Task statement
Select every line below containing the word "Horizon".

────────────────

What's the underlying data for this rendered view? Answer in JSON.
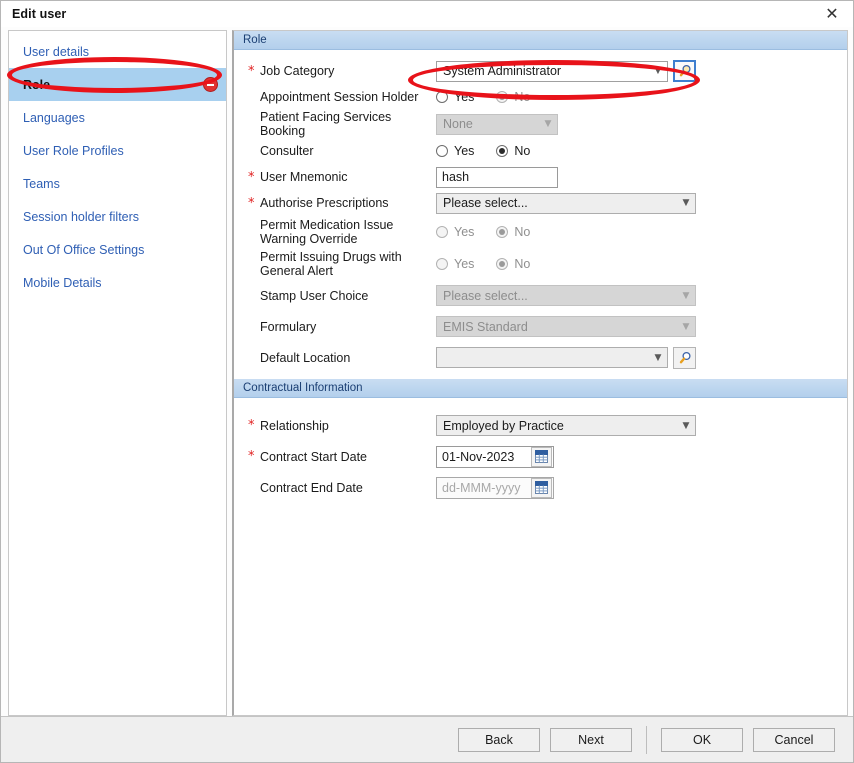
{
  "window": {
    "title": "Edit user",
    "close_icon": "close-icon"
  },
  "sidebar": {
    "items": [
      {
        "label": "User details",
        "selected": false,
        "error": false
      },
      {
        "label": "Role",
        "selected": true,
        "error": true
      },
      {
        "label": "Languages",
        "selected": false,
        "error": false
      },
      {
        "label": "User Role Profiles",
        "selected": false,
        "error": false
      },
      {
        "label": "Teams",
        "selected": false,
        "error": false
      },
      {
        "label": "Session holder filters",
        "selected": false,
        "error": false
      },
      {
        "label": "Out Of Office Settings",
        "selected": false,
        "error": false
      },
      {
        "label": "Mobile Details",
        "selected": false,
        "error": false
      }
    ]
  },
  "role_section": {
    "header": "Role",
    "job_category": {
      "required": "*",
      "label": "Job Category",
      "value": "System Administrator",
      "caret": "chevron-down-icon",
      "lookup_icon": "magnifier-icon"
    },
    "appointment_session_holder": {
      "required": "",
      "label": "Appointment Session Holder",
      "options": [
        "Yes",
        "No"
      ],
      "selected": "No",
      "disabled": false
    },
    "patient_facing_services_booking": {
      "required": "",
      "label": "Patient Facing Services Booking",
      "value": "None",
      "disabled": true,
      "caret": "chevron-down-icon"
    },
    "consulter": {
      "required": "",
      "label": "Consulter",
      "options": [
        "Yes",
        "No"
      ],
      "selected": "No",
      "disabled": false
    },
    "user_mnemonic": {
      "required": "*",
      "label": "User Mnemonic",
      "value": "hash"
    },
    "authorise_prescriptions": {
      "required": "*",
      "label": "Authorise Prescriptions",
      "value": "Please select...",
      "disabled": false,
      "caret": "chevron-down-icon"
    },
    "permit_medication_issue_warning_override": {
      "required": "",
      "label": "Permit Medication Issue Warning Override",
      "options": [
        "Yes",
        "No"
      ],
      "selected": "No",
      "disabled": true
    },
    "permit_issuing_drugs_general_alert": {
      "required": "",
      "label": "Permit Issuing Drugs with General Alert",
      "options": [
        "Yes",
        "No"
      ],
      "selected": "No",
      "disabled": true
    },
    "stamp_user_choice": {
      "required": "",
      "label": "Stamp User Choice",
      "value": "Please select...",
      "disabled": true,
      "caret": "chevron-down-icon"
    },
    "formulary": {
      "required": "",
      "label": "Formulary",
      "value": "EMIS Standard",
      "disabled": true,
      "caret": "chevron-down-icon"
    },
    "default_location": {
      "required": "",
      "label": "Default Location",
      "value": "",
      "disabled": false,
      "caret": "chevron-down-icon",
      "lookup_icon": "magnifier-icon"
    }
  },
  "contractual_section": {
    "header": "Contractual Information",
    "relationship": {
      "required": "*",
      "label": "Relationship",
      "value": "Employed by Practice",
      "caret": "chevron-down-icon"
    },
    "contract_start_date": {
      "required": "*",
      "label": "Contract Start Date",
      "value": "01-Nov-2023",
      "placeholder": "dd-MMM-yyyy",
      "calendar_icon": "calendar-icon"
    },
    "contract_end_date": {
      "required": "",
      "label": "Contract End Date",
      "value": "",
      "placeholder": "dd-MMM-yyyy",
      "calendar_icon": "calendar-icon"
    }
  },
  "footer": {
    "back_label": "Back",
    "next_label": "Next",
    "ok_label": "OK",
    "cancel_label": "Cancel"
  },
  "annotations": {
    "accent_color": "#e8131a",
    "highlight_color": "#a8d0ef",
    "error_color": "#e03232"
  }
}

────────────────

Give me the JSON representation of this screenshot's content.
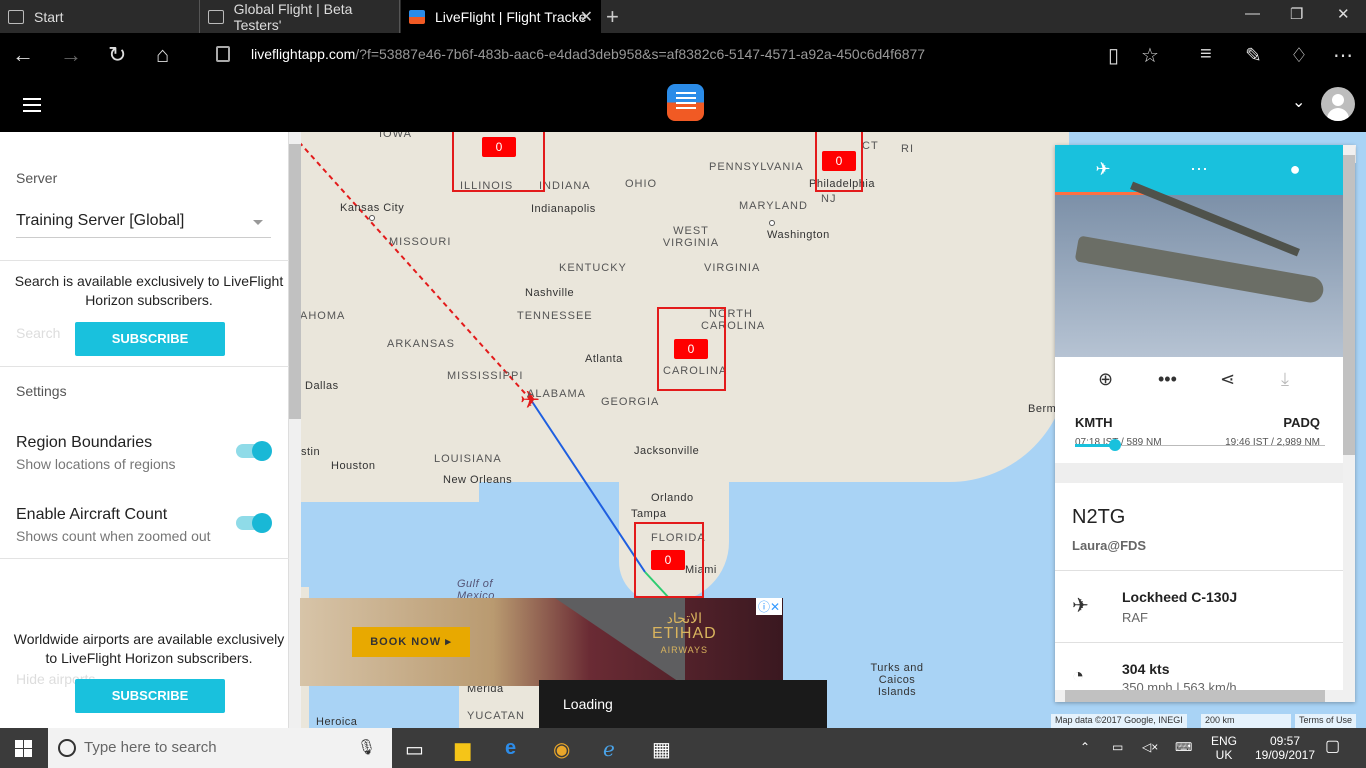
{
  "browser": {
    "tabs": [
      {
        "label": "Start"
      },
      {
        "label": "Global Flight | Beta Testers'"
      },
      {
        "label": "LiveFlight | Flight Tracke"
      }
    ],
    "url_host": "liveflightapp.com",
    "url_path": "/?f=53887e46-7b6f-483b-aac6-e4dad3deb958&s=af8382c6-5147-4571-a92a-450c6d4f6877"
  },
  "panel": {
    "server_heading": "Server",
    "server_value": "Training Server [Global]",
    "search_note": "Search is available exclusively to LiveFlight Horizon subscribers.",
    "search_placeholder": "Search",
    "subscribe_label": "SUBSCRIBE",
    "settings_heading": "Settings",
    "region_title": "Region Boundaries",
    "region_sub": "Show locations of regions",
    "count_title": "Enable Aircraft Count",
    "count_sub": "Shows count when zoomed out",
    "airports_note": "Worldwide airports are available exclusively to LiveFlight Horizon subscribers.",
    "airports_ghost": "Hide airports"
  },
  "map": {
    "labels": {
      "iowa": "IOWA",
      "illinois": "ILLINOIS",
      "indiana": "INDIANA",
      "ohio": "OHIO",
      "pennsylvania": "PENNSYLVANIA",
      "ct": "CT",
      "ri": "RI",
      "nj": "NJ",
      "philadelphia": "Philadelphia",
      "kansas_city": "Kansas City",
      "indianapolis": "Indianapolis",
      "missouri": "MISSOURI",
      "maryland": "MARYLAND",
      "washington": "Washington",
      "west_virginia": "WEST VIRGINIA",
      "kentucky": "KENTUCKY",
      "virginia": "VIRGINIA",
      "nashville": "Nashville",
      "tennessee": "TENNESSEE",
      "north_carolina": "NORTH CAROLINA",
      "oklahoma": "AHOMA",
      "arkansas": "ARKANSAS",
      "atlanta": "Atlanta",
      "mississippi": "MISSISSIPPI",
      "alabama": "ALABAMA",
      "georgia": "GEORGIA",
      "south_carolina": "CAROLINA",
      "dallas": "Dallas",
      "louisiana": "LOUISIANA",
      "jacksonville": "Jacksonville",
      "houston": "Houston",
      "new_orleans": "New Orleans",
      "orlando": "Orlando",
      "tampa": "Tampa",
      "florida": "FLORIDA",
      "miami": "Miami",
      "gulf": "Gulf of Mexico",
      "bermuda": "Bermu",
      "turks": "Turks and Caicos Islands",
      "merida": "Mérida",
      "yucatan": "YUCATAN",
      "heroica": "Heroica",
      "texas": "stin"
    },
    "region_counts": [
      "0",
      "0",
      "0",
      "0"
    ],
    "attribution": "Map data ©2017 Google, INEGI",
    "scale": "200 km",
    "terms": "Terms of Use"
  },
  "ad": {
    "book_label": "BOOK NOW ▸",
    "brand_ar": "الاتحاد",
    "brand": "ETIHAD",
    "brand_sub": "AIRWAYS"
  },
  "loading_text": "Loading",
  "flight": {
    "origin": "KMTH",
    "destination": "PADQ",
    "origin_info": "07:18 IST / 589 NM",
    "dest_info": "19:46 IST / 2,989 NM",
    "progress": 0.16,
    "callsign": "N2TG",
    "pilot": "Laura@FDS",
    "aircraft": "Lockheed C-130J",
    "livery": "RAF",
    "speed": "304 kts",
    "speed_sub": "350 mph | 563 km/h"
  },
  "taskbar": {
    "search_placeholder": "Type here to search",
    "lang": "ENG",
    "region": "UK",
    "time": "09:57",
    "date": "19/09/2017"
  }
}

────────────────

Correct answer
    "search_note": "Search is available exclusively to LiveFlight Horizon subscribers.",
    "airports_note": "Worldwide airports are available exclusively to LiveFlight Horizon subscribers.",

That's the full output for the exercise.